Dataset entries:
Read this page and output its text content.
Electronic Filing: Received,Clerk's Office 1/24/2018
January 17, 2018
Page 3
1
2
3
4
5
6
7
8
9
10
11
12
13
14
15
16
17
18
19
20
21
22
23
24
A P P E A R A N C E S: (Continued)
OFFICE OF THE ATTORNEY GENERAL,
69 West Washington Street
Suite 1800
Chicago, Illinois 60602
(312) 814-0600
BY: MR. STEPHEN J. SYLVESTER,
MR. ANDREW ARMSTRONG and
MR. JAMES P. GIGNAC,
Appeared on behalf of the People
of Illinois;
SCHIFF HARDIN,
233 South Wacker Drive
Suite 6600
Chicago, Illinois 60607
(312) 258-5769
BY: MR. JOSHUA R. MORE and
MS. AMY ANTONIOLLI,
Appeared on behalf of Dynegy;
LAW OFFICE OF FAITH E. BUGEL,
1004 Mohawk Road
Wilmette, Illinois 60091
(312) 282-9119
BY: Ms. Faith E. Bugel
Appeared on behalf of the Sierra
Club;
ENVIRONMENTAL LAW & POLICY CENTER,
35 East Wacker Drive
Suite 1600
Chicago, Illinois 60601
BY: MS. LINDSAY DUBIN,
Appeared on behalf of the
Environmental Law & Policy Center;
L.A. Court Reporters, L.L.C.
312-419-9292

---

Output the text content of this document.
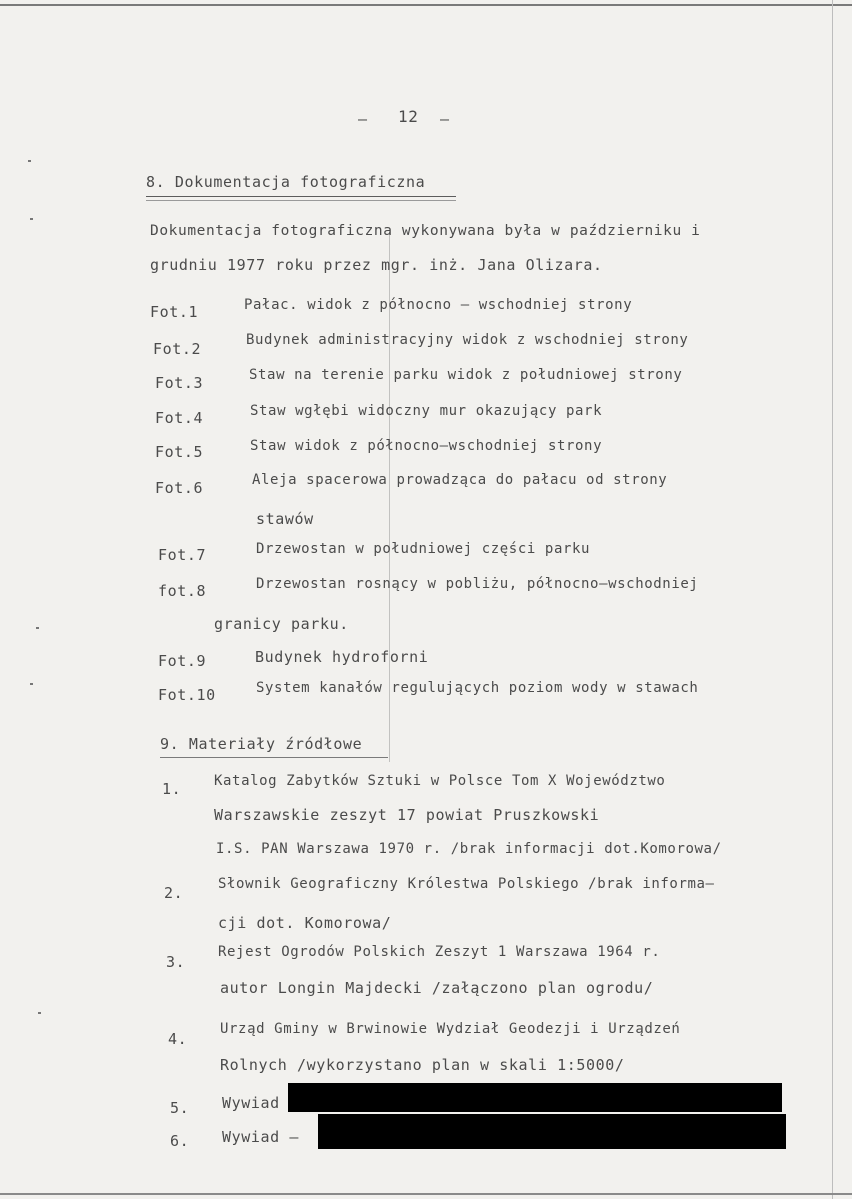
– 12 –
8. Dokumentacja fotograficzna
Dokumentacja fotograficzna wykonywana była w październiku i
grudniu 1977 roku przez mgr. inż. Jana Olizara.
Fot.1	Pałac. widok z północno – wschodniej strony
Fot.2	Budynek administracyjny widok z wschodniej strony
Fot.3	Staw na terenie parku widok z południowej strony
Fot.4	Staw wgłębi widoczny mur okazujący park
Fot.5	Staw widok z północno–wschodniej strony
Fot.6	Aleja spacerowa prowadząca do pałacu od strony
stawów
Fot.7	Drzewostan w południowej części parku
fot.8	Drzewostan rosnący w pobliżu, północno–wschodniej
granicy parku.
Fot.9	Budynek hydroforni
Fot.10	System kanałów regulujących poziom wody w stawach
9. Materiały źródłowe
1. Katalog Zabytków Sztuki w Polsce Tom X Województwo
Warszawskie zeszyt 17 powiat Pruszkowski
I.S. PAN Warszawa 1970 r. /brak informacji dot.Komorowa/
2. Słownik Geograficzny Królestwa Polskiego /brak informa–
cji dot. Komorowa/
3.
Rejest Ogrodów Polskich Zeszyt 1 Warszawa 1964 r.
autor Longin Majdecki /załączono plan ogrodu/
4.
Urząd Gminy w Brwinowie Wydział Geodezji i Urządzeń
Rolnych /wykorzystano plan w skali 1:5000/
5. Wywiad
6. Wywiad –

> Exercise task
Your answer should be a single number: the count of lines that contain "Warszawa".

> Expected answer
2